Material —
+ + + +

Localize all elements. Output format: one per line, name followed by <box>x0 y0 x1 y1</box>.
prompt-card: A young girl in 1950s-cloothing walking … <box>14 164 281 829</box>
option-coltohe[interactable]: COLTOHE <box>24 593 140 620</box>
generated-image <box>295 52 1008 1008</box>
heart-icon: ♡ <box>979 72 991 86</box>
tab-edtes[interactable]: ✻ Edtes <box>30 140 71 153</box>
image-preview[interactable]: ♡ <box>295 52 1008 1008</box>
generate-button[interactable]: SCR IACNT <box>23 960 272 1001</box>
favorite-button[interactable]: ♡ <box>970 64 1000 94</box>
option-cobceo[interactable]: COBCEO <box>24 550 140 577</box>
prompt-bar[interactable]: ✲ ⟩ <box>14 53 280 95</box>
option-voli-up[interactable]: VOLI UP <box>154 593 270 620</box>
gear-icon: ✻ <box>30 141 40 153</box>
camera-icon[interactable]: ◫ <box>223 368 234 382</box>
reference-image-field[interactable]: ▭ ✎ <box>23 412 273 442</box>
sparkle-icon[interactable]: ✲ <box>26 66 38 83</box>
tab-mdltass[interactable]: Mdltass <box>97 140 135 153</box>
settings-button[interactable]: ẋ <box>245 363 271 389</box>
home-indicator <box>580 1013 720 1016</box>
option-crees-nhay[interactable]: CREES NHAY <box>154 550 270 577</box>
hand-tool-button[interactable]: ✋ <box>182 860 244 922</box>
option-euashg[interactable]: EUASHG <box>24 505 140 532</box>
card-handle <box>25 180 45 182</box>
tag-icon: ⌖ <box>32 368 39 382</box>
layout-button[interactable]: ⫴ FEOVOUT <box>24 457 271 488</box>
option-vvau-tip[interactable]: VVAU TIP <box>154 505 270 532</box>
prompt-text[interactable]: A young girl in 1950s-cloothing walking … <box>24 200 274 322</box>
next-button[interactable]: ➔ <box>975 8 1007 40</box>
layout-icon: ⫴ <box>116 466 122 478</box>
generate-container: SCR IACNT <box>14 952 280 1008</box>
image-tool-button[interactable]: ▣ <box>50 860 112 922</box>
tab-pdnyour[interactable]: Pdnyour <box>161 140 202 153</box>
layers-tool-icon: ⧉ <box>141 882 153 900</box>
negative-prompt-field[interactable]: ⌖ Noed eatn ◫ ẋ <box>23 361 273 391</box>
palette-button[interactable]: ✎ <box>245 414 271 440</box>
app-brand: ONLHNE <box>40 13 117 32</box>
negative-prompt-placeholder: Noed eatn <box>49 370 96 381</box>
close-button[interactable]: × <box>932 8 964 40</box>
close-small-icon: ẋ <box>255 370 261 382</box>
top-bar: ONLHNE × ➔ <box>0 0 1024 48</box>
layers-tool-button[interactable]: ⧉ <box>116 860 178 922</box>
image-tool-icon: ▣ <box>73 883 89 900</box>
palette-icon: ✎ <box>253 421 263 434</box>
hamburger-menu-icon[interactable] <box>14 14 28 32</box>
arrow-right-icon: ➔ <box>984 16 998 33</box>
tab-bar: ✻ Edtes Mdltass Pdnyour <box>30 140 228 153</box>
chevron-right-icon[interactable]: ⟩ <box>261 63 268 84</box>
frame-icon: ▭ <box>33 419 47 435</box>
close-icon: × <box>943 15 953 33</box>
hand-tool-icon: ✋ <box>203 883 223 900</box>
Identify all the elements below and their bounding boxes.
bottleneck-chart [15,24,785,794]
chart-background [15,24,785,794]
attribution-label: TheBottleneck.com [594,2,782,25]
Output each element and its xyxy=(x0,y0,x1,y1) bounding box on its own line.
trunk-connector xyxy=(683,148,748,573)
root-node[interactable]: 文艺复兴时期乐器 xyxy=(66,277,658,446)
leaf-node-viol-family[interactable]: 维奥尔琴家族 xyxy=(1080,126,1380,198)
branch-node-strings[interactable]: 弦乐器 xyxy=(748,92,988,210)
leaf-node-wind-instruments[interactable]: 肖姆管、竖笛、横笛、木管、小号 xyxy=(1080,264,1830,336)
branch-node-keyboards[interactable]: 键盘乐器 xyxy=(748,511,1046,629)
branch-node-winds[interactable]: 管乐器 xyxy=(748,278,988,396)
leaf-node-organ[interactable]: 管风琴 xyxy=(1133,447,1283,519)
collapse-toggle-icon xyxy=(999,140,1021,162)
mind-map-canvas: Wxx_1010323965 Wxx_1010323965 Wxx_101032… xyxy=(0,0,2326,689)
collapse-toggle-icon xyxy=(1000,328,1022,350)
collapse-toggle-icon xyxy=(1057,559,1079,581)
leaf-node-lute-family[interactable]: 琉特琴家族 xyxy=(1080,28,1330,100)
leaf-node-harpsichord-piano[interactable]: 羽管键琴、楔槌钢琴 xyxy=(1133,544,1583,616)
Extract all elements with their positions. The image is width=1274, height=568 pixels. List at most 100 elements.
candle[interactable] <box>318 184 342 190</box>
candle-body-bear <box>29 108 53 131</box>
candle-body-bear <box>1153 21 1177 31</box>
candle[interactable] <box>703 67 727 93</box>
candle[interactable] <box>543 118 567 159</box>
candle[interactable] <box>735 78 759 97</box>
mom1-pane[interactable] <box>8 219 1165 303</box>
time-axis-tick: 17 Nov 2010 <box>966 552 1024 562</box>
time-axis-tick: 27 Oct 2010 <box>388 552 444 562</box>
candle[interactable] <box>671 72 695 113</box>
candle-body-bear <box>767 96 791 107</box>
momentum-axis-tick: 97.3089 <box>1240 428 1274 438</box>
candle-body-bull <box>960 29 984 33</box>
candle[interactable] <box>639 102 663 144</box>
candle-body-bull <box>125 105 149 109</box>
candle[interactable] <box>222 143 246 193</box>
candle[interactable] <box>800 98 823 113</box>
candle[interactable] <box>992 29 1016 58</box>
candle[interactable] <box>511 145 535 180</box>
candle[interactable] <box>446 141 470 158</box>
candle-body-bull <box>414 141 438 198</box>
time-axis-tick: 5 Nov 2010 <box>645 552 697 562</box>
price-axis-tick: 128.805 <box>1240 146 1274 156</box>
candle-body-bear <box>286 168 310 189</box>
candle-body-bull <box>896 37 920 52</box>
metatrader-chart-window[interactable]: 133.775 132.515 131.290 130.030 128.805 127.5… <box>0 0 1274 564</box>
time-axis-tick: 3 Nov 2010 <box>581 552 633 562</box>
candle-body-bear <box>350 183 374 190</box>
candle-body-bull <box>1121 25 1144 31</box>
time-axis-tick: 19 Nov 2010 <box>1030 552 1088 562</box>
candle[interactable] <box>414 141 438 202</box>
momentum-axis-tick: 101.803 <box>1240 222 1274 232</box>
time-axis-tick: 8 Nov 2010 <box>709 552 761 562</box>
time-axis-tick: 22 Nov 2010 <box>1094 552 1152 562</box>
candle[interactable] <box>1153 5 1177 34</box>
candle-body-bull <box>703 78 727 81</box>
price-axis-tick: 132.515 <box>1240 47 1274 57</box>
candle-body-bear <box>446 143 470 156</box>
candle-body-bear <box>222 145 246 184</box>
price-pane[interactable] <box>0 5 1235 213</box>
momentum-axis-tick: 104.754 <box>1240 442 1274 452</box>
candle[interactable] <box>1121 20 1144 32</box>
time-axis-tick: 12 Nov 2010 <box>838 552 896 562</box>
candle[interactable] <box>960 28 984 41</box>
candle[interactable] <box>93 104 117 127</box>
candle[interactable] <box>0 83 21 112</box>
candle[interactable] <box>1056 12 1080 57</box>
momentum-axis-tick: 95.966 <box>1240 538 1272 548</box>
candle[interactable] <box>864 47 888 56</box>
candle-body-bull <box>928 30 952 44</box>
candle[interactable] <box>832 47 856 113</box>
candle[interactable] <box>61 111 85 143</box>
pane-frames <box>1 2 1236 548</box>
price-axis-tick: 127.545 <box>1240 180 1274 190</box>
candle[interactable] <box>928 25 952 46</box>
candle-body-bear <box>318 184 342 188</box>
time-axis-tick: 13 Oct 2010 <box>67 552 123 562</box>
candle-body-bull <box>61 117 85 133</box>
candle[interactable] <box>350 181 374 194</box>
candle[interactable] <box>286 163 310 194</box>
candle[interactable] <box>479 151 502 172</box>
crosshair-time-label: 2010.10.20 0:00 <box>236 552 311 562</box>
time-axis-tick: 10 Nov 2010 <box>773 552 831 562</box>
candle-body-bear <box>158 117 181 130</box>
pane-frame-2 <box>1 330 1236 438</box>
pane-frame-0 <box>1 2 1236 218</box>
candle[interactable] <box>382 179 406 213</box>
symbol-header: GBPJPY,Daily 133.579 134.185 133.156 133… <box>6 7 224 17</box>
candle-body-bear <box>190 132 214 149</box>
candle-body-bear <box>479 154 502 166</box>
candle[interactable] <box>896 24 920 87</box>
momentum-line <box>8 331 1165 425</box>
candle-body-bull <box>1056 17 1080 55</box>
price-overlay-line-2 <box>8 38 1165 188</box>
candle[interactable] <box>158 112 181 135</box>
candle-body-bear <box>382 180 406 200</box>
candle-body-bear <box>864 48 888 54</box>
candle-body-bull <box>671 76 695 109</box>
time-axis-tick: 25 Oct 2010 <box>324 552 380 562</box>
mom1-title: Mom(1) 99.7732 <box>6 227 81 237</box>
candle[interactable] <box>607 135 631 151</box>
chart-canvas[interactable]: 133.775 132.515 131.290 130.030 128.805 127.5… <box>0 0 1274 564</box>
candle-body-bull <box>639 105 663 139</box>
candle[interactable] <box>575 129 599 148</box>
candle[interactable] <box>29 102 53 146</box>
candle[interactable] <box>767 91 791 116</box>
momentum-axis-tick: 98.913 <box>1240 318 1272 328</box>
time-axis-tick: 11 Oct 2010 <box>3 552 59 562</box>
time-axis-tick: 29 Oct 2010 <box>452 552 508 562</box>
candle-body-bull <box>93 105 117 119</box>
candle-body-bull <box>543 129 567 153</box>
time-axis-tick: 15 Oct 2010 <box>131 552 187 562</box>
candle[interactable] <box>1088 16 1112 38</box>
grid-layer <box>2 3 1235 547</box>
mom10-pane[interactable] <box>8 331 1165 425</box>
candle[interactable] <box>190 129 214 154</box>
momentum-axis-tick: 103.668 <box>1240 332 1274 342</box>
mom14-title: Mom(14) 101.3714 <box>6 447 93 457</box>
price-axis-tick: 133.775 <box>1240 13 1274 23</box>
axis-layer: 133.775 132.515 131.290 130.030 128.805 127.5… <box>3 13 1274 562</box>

+ + + +

Required work — Arrange the material from its first line through the line containing "prompt-bar[interactable]: ✲ ⟩", both ends included, as a Markdown table with the columns Row and Text. Give each line's number in Row and the line itself in Text, and omit any blank lines.

Solution for this task —
| Row | Text |
|---|---|
| 1 | Localize all elements. Output format: one per line, name followed by <box>x0 y0 x1 y1</box>. |
| 2 | prompt-card: A young girl in 1950s-cloothing walking … <box>14 164 281 829</box> |
| 3 | option-coltohe[interactable]: COLTOHE <box>24 593 140 620</box> |
| 4 | generated-image <box>295 52 1008 1008</box> |
| 5 | heart-icon: ♡ <box>979 72 991 86</box> |
| 6 | tab-edtes[interactable]: ✻ Edtes <box>30 140 71 153</box> |
| 7 | image-preview[interactable]: ♡ <box>295 52 1008 1008</box> |
| 8 | generate-button[interactable]: SCR IACNT <box>23 960 272 1001</box> |
| 9 | favorite-button[interactable]: ♡ <box>970 64 1000 94</box> |
| 10 | option-cobceo[interactable]: COBCEO <box>24 550 140 577</box> |
| 11 | prompt-bar[interactable]: ✲ ⟩ <box>14 53 280 95</box> |